#### THE TASK
Below is the data. Give it again, complete and exact.

Dataset entries
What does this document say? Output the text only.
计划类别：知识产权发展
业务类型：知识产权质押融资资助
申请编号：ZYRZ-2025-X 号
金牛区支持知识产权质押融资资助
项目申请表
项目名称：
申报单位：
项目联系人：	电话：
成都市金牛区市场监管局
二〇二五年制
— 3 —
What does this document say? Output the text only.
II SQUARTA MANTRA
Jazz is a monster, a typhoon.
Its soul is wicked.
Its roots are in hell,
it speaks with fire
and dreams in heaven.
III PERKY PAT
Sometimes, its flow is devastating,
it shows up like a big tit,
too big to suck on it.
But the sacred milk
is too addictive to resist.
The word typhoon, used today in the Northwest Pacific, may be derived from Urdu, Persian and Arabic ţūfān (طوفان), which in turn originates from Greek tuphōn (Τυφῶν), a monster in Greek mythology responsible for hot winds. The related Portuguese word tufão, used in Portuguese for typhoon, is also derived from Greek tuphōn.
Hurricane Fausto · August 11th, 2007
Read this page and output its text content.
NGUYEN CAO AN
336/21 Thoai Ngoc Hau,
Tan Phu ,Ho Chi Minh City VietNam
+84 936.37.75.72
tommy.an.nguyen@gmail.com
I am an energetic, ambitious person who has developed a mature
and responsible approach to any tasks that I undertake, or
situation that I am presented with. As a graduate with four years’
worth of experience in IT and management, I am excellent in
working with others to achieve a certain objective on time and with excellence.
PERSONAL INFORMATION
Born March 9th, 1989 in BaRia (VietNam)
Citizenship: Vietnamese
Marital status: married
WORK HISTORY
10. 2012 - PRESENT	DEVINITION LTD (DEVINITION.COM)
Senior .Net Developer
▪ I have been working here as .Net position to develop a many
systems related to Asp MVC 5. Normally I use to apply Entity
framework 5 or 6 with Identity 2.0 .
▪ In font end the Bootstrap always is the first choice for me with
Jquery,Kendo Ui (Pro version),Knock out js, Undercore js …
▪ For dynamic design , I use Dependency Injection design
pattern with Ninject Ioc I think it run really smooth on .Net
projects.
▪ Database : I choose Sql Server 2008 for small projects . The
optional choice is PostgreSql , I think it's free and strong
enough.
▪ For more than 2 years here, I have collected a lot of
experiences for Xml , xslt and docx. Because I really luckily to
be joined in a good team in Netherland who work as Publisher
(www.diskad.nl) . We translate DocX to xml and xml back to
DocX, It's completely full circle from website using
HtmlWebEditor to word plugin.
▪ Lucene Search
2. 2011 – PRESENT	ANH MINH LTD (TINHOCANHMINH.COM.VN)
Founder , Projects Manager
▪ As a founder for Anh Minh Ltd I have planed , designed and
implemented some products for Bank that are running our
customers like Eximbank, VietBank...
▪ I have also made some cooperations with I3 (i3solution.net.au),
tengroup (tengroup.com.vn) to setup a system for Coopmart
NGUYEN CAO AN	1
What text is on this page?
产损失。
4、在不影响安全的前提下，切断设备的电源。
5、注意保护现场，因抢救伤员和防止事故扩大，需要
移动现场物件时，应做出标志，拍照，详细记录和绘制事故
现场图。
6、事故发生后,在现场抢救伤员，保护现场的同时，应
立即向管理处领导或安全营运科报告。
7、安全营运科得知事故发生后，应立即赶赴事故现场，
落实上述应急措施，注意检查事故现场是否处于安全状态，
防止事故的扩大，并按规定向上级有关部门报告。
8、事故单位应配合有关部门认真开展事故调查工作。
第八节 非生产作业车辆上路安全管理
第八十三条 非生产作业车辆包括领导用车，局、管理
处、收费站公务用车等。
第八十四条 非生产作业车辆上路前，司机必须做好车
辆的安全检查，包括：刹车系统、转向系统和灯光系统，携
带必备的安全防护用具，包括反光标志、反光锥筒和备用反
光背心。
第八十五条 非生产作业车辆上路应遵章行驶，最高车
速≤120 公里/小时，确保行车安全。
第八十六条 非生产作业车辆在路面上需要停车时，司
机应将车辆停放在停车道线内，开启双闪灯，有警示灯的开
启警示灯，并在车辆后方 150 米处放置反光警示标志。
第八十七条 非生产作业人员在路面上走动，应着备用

#### EXERCISE ANSWER
What does this document say? Output the text only.
计划类别：知识产权发展
业务类型：知识产权质押融资资助
申请编号：ZYRZ-2025-X 号
金牛区支持知识产权质押融资资助
项目申请表
项目名称：
申报单位：
项目联系人：	电话：
成都市金牛区市场监管局
二〇二五年制
— 3 —
What does this document say? Output the text only.
II SQUARTA MANTRA
Jazz is a monster, a typhoon.
Its soul is wicked.
Its roots are in hell,
it speaks with fire
and dreams in heaven.
III PERKY PAT
Sometimes, its flow is devastating,
it shows up like a big tit,
too big to suck on it.
But the sacred milk
is too addictive to resist.
The word typhoon, used today in the Northwest Pacific, may be derived from Urdu, Persian and Arabic ţūfān (طوفان), which in turn originates from Greek tuphōn (Τυφῶν), a monster in Greek mythology responsible for hot winds. The related Portuguese word tufão, used in Portuguese for typhoon, is also derived from Greek tuphōn.
Hurricane Fausto · August 11th, 2007
Read this page and output its text content.
NGUYEN CAO AN
336/21 Thoai Ngoc Hau,
Tan Phu ,Ho Chi Minh City VietNam
+84 936.37.75.72
tommy.an.nguyen@gmail.com
I am an energetic, ambitious person who has developed a mature
and responsible approach to any tasks that I undertake, or
situation that I am presented with. As a graduate with four years’
worth of experience in IT and management, I am excellent in
working with others to achieve a certain objective on time and with excellence.
PERSONAL INFORMATION
Born March 9th, 1989 in BaRia (VietNam)
Citizenship: Vietnamese
Marital status: married
WORK HISTORY
10. 2012 - PRESENT	DEVINITION LTD (DEVINITION.COM)
Senior .Net Developer
▪ I have been working here as .Net position to develop a many
systems related to Asp MVC 5. Normally I use to apply Entity
framework 5 or 6 with Identity 2.0 .
▪ In font end the Bootstrap always is the first choice for me with
Jquery,Kendo Ui (Pro version),Knock out js, Undercore js …
▪ For dynamic design , I use Dependency Injection design
pattern with Ninject Ioc I think it run really smooth on .Net
projects.
▪ Database : I choose Sql Server 2008 for small projects . The
optional choice is PostgreSql , I think it's free and strong
enough.
▪ For more than 2 years here, I have collected a lot of
experiences for Xml , xslt and docx. Because I really luckily to
be joined in a good team in Netherland who work as Publisher
(www.diskad.nl) . We translate DocX to xml and xml back to
DocX, It's completely full circle from website using
HtmlWebEditor to word plugin.
▪ Lucene Search
2. 2011 – PRESENT	ANH MINH LTD (TINHOCANHMINH.COM.VN)
Founder , Projects Manager
▪ As a founder for Anh Minh Ltd I have planed , designed and
implemented some products for Bank that are running our
customers like Eximbank, VietBank...
▪ I have also made some cooperations with I3 (i3solution.net.au),
tengroup (tengroup.com.vn) to setup a system for Coopmart
NGUYEN CAO AN	1
What text is on this page?
产损失。
4、在不影响安全的前提下，切断设备的电源。
5、注意保护现场，因抢救伤员和防止事故扩大，需要
移动现场物件时，应做出标志，拍照，详细记录和绘制事故
现场图。
6、事故发生后,在现场抢救伤员，保护现场的同时，应
立即向管理处领导或安全营运科报告。
7、安全营运科得知事故发生后，应立即赶赴事故现场，
落实上述应急措施，注意检查事故现场是否处于安全状态，
防止事故的扩大，并按规定向上级有关部门报告。
8、事故单位应配合有关部门认真开展事故调查工作。
第八节 非生产作业车辆上路安全管理
第八十三条 非生产作业车辆包括领导用车，局、管理
处、收费站公务用车等。
第八十四条 非生产作业车辆上路前，司机必须做好车
辆的安全检查，包括：刹车系统、转向系统和灯光系统，携
带必备的安全防护用具，包括反光标志、反光锥筒和备用反
光背心。
第八十五条 非生产作业车辆上路应遵章行驶，最高车
速≤120 公里/小时，确保行车安全。
第八十六条 非生产作业车辆在路面上需要停车时，司
机应将车辆停放在停车道线内，开启双闪灯，有警示灯的开
启警示灯，并在车辆后方 150 米处放置反光警示标志。
第八十七条 非生产作业人员在路面上走动，应着备用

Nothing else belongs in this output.